The request: Please print every record below exactly as it appears.

►

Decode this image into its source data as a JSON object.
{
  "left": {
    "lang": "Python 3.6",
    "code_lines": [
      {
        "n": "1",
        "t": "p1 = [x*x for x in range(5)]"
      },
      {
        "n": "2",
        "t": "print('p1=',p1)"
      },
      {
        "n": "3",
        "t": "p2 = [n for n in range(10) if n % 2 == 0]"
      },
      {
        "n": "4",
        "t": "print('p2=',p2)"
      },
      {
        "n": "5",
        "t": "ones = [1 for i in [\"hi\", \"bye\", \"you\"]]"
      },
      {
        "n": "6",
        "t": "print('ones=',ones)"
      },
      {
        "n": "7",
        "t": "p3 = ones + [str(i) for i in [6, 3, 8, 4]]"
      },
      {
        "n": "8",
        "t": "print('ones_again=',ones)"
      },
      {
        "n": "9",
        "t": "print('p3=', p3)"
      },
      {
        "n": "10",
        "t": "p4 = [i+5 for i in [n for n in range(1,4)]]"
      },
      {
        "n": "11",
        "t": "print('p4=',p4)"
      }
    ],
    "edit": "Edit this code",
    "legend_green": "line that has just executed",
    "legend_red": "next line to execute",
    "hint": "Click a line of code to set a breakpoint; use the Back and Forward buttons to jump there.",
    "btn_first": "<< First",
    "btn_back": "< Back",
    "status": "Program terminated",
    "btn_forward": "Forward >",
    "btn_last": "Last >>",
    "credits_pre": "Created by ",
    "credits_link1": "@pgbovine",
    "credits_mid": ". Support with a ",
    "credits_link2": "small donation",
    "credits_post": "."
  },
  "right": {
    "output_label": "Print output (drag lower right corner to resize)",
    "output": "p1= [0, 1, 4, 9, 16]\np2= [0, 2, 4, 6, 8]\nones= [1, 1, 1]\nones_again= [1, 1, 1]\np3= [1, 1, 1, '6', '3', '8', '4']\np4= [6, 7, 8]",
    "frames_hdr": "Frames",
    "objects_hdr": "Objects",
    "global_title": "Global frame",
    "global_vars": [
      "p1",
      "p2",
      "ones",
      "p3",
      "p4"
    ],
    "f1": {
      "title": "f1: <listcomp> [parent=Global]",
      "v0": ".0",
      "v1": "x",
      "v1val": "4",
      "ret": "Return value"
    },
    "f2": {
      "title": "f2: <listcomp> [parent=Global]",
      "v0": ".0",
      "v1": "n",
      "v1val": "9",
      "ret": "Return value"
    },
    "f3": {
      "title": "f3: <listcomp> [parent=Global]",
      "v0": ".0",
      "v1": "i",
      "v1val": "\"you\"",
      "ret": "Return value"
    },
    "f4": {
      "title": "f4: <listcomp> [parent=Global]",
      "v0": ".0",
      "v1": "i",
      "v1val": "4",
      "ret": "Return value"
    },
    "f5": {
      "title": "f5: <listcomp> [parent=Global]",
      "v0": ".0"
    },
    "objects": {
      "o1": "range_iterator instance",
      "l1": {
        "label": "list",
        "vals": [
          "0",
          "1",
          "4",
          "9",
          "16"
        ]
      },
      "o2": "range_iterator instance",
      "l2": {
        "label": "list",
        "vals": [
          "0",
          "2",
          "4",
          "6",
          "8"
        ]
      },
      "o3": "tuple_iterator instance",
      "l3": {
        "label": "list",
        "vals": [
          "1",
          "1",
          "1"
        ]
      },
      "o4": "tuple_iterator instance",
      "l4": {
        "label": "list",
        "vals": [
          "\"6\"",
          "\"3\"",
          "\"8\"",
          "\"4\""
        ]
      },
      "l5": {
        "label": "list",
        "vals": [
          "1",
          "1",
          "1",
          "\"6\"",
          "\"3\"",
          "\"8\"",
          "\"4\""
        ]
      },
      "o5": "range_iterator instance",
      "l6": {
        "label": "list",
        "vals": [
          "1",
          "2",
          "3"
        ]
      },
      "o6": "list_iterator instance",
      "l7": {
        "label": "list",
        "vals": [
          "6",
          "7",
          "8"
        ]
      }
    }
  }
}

◄

Response to this task:
Decode this image into its source data as a JSON object.
{
  "left": {
    "lang": "Python 3.6",
    "code_lines": [
      {
        "n": "1",
        "t": "p1 = [x*x for x in range(5)]"
      },
      {
        "n": "2",
        "t": "print('p1=',p1)"
      },
      {
        "n": "3",
        "t": "p2 = [n for n in range(10) if n % 2 == 0]"
      },
      {
        "n": "4",
        "t": "print('p2=',p2)"
      },
      {
        "n": "5",
        "t": "ones = [1 for i in [\"hi\", \"bye\", \"you\"]]"
      },
      {
        "n": "6",
        "t": "print('ones=',ones)"
      },
      {
        "n": "7",
        "t": "p3 = ones + [str(i) for i in [6, 3, 8, 4]]"
      },
      {
        "n": "8",
        "t": "print('ones_again=',ones)"
      },
      {
        "n": "9",
        "t": "print('p3=', p3)"
      },
      {
        "n": "10",
        "t": "p4 = [i+5 for i in [n for n in range(1,4)]]"
      },
      {
        "n": "11",
        "t": "print('p4=',p4)"
      }
    ],
    "edit": "Edit this code",
    "legend_green": "line that has just executed",
    "legend_red": "next line to execute",
    "hint": "Click a line of code to set a breakpoint; use the Back and Forward buttons to jump there.",
    "btn_first": "<< First",
    "btn_back": "< Back",
    "status": "Program terminated",
    "btn_forward": "Forward >",
    "btn_last": "Last >>",
    "credits_pre": "Created by ",
    "credits_link1": "@pgbovine",
    "credits_mid": ". Support with a ",
    "credits_link2": "small donation",
    "credits_post": "."
  },
  "right": {
    "output_label": "Print output (drag lower right corner to resize)",
    "output": "p1= [0, 1, 4, 9, 16]\np2= [0, 2, 4, 6, 8]\nones= [1, 1, 1]\nones_again= [1, 1, 1]\np3= [1, 1, 1, '6', '3', '8', '4']\np4= [6, 7, 8]",
    "frames_hdr": "Frames",
    "objects_hdr": "Objects",
    "global_title": "Global frame",
    "global_vars": [
      "p1",
      "p2",
      "ones",
      "p3",
      "p4"
    ],
    "f1": {
      "title": "f1: <listcomp> [parent=Global]",
      "v0": ".0",
      "v1": "x",
      "v1val": "4",
      "ret": "Return value"
    },
    "f2": {
      "title": "f2: <listcomp> [parent=Global]",
      "v0": ".0",
      "v1": "n",
      "v1val": "9",
      "ret": "Return value"
    },
    "f3": {
      "title": "f3: <listcomp> [parent=Global]",
      "v0": ".0",
      "v1": "i",
      "v1val": "\"you\"",
      "ret": "Return value"
    },
    "f4": {
      "title": "f4: <listcomp> [parent=Global]",
      "v0": ".0",
      "v1": "i",
      "v1val": "4",
      "ret": "Return value"
    },
    "f5": {
      "title": "f5: <listcomp> [parent=Global]",
      "v0": ".0"
    },
    "objects": {
      "o1": "range_iterator instance",
      "l1": {
        "label": "list",
        "vals": [
          "0",
          "1",
          "4",
          "9",
          "16"
        ]
      },
      "o2": "range_iterator instance",
      "l2": {
        "label": "list",
        "vals": [
          "0",
          "2",
          "4",
          "6",
          "8"
        ]
      },
      "o3": "tuple_iterator instance",
      "l3": {
        "label": "list",
        "vals": [
          "1",
          "1",
          "1"
        ]
      },
      "o4": "tuple_iterator instance",
      "l4": {
        "label": "list",
        "vals": [
          "\"6\"",
          "\"3\"",
          "\"8\"",
          "\"4\""
        ]
      },
      "l5": {
        "label": "list",
        "vals": [
          "1",
          "1",
          "1",
          "\"6\"",
          "\"3\"",
          "\"8\"",
          "\"4\""
        ]
      },
      "o5": "range_iterator instance",
      "l6": {
        "label": "list",
        "vals": [
          "1",
          "2",
          "3"
        ]
      },
      "o6": "list_iterator instance",
      "l7": {
        "label": "list",
        "vals": [
          "6",
          "7",
          "8"
        ]
      }
    }
  }
}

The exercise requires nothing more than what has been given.